**Written problem:**
Pick out the lines below that include the string "краска".

**Material shown:**
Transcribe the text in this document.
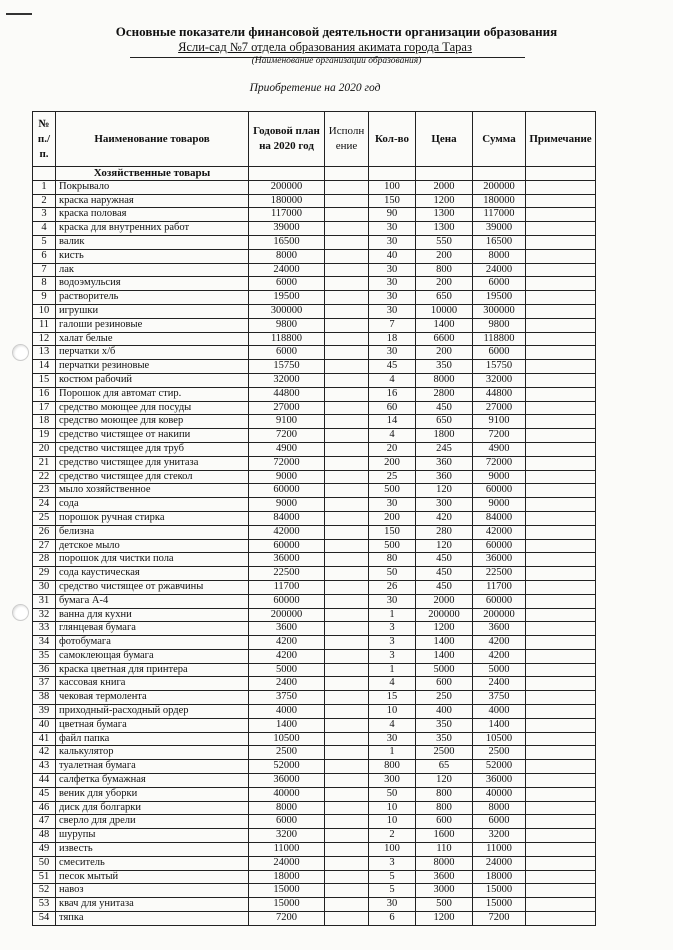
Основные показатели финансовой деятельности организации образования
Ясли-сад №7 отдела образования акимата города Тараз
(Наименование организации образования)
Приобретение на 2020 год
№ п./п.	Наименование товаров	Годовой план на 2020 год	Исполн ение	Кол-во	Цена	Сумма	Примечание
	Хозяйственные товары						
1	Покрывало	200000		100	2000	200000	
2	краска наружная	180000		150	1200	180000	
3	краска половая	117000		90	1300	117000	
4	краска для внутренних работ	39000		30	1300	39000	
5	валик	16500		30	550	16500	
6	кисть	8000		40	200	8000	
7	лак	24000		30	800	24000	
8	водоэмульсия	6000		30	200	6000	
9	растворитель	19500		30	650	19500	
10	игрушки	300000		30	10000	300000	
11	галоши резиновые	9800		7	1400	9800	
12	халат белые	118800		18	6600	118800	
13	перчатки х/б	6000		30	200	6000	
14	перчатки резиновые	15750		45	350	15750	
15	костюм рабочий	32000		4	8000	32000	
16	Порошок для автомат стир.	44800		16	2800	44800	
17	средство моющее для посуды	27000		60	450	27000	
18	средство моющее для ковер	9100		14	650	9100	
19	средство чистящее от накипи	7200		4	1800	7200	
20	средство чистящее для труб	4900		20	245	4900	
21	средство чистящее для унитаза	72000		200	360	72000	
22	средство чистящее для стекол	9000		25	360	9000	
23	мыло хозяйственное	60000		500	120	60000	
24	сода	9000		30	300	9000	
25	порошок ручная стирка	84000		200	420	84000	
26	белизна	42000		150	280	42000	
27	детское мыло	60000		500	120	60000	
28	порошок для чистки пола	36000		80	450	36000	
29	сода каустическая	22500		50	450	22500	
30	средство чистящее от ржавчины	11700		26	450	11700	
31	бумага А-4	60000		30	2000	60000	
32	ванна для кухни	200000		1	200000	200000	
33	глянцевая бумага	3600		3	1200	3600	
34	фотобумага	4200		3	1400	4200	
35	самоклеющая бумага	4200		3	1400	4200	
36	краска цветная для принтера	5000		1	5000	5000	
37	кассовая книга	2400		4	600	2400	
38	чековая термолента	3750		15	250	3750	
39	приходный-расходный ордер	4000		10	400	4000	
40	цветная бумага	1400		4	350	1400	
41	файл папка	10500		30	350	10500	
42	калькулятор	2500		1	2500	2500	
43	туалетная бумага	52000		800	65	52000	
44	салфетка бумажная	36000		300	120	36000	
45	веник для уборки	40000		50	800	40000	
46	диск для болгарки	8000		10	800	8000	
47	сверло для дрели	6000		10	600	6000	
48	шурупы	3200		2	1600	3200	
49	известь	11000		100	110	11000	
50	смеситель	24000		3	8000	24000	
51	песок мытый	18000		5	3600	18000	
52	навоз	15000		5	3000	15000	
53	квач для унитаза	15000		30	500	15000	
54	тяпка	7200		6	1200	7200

---

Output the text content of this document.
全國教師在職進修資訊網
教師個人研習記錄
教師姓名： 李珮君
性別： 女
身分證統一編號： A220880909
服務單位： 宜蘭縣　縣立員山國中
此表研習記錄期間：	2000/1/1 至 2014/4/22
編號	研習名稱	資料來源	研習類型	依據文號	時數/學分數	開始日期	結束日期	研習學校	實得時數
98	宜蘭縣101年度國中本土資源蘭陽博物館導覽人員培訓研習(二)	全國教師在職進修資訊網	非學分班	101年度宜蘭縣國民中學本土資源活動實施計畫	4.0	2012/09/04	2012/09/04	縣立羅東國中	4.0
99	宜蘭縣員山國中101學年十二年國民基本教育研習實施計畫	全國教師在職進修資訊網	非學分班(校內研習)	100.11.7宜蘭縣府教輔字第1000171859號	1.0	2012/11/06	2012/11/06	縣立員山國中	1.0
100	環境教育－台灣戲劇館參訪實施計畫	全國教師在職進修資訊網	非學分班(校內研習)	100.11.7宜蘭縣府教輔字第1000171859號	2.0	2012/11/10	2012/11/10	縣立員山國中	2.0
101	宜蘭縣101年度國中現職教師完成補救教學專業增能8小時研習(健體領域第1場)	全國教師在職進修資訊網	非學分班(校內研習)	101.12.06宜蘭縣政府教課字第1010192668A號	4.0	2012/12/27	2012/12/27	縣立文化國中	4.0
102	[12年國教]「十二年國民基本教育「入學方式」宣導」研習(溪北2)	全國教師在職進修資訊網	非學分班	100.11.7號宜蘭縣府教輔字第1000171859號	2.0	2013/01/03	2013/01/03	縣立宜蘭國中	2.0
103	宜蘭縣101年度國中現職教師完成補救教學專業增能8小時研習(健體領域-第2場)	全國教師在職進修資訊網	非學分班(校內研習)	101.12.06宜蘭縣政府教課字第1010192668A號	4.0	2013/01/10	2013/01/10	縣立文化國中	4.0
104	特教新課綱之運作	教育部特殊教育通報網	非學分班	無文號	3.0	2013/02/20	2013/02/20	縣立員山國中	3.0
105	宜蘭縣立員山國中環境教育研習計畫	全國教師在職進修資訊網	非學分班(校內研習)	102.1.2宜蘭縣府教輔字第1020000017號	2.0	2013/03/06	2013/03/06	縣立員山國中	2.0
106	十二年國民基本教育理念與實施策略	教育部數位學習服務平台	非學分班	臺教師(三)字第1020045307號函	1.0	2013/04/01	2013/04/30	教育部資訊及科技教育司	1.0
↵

--

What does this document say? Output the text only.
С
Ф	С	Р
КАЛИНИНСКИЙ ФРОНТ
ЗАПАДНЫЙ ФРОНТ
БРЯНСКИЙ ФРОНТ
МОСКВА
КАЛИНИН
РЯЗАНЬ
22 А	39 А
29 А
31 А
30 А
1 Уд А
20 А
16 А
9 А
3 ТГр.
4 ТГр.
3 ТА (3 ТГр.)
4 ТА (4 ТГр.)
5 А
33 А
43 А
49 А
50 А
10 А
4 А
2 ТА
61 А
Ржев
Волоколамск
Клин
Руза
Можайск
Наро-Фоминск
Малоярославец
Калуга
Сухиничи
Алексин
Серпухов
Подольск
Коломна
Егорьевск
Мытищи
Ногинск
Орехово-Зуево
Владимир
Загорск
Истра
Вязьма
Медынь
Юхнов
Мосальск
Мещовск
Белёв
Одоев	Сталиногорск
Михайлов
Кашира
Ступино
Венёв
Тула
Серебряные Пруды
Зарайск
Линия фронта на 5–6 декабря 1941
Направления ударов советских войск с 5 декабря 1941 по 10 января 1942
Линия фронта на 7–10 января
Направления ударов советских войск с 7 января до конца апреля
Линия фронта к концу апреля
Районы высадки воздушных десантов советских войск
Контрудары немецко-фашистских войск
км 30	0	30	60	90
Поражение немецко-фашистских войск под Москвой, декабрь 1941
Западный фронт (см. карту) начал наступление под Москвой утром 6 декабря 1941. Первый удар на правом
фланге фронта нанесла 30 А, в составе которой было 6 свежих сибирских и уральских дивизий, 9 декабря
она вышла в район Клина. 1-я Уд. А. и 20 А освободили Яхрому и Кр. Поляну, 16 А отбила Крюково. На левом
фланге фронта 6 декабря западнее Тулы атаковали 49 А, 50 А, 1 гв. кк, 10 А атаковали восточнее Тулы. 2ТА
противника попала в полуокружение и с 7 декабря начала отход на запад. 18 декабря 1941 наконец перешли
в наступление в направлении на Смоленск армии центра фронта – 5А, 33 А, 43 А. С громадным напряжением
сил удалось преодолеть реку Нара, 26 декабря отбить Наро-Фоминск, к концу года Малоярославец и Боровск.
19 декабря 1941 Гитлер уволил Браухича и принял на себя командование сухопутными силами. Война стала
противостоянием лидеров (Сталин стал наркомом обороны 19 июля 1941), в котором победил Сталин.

**Exercise result:**
2	краска наружная	180000		150	1200	180000	
3	краска половая	117000		90	1300	117000	
4	краска для внутренних работ	39000		30	1300	39000	
36	краска цветная для принтера	5000		1	5000	5000	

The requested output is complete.